What you will do =>
Find each line holding "finals" and copy it out.

The data =>
"""
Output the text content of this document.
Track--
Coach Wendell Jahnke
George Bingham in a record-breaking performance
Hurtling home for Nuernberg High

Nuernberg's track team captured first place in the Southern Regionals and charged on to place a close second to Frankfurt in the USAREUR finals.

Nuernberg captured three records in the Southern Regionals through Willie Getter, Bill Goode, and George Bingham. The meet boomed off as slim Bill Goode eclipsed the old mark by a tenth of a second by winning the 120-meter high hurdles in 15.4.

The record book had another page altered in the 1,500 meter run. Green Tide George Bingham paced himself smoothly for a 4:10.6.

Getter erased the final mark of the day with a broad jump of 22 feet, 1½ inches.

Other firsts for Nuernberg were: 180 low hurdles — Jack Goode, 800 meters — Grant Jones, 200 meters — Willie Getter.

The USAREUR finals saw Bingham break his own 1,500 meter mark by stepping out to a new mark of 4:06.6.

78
"""
In response =>
Nuernberg's track team captured first place in the Southern Regionals and charged on to place a close second to Frankfurt in the USAREUR finals.
The USAREUR finals saw Bingham break his own 1,500 meter mark by stepping out to a new mark of 4:06.6.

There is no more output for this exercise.